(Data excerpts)
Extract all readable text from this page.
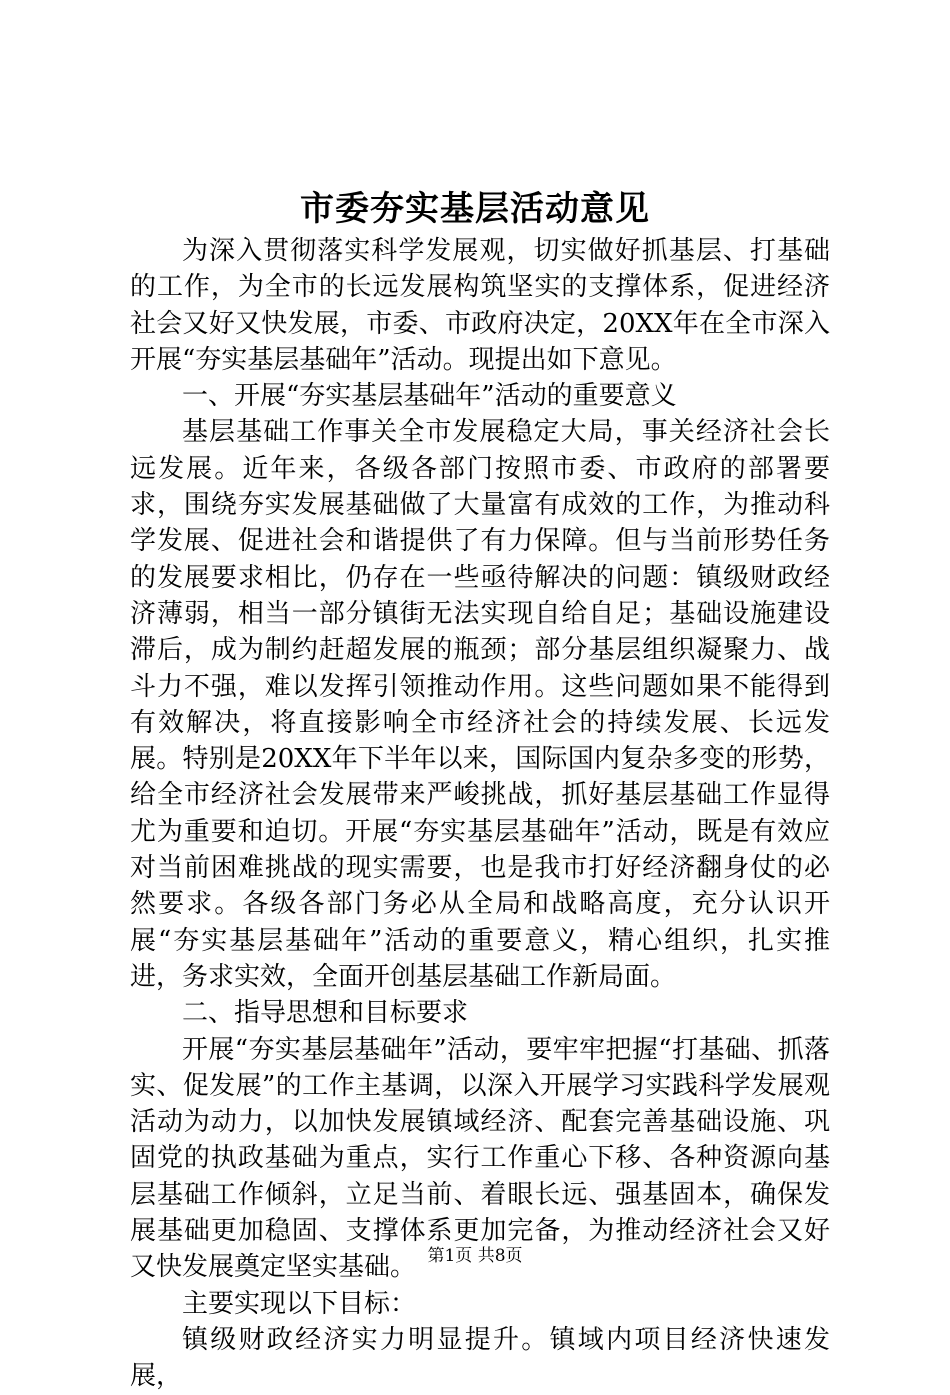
市委夯实基层活动意见

为深入贯彻落实科学发展观，切实做好抓基层、打基础的工作，为全市的长远发展构筑坚实的支撑体系，促进经济社会又好又快发展，市委、市政府决定，20XX年在全市深入开展“夯实基层基础年”活动。现提出如下意见。

一、开展“夯实基层基础年”活动的重要意义

基层基础工作事关全市发展稳定大局，事关经济社会长远发展。近年来，各级各部门按照市委、市政府的部署要求，围绕夯实发展基础做了大量富有成效的工作，为推动科学发展、促进社会和谐提供了有力保障。但与当前形势任务的发展要求相比，仍存在一些亟待解决的问题：镇级财政经济薄弱，相当一部分镇街无法实现自给自足；基础设施建设滞后，成为制约赶超发展的瓶颈；部分基层组织凝聚力、战斗力不强，难以发挥引领推动作用。这些问题如果不能得到有效解决，将直接影响全市经济社会的持续发展、长远发展。特别是20XX年下半年以来，国际国内复杂多变的形势，给全市经济社会发展带来严峻挑战，抓好基层基础工作显得尤为重要和迫切。开展“夯实基层基础年”活动，既是有效应对当前困难挑战的现实需要，也是我市打好经济翻身仗的必然要求。各级各部门务必从全局和战略高度，充分认识开展“夯实基层基础年”活动的重要意义，精心组织，扎实推进，务求实效，全面开创基层基础工作新局面。

二、指导思想和目标要求

开展“夯实基层基础年”活动，要牢牢把握“打基础、抓落实、促发展”的工作主基调，以深入开展学习实践科学发展观活动为动力，以加快发展镇域经济、配套完善基础设施、巩固党的执政基础为重点，实行工作重心下移、各种资源向基层基础工作倾斜，立足当前、着眼长远、强基固本，确保发展基础更加稳固、支撑体系更加完备，为推动经济社会又好又快发展奠定坚实基础。

主要实现以下目标：

镇级财政经济实力明显提升。镇域内项目经济快速发展，

第1页 共8页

## What the task requires
Your task is to transcribe all of the records precisely, with no images included.

## Result of this exercise
Extract all readable text from this page.
市委夯实基层活动意见

为深入贯彻落实科学发展观，切实做好抓基层、打基础的工作，为全市的长远发展构筑坚实的支撑体系，促进经济社会又好又快发展，市委、市政府决定，20XX年在全市深入开展“夯实基层基础年”活动。现提出如下意见。

一、开展“夯实基层基础年”活动的重要意义

基层基础工作事关全市发展稳定大局，事关经济社会长远发展。近年来，各级各部门按照市委、市政府的部署要求，围绕夯实发展基础做了大量富有成效的工作，为推动科学发展、促进社会和谐提供了有力保障。但与当前形势任务的发展要求相比，仍存在一些亟待解决的问题：镇级财政经济薄弱，相当一部分镇街无法实现自给自足；基础设施建设滞后，成为制约赶超发展的瓶颈；部分基层组织凝聚力、战斗力不强，难以发挥引领推动作用。这些问题如果不能得到有效解决，将直接影响全市经济社会的持续发展、长远发展。特别是20XX年下半年以来，国际国内复杂多变的形势，给全市经济社会发展带来严峻挑战，抓好基层基础工作显得尤为重要和迫切。开展“夯实基层基础年”活动，既是有效应对当前困难挑战的现实需要，也是我市打好经济翻身仗的必然要求。各级各部门务必从全局和战略高度，充分认识开展“夯实基层基础年”活动的重要意义，精心组织，扎实推进，务求实效，全面开创基层基础工作新局面。

二、指导思想和目标要求

开展“夯实基层基础年”活动，要牢牢把握“打基础、抓落实、促发展”的工作主基调，以深入开展学习实践科学发展观活动为动力，以加快发展镇域经济、配套完善基础设施、巩固党的执政基础为重点，实行工作重心下移、各种资源向基层基础工作倾斜，立足当前、着眼长远、强基固本，确保发展基础更加稳固、支撑体系更加完备，为推动经济社会又好又快发展奠定坚实基础。

主要实现以下目标：

镇级财政经济实力明显提升。镇域内项目经济快速发展，

第1页 共8页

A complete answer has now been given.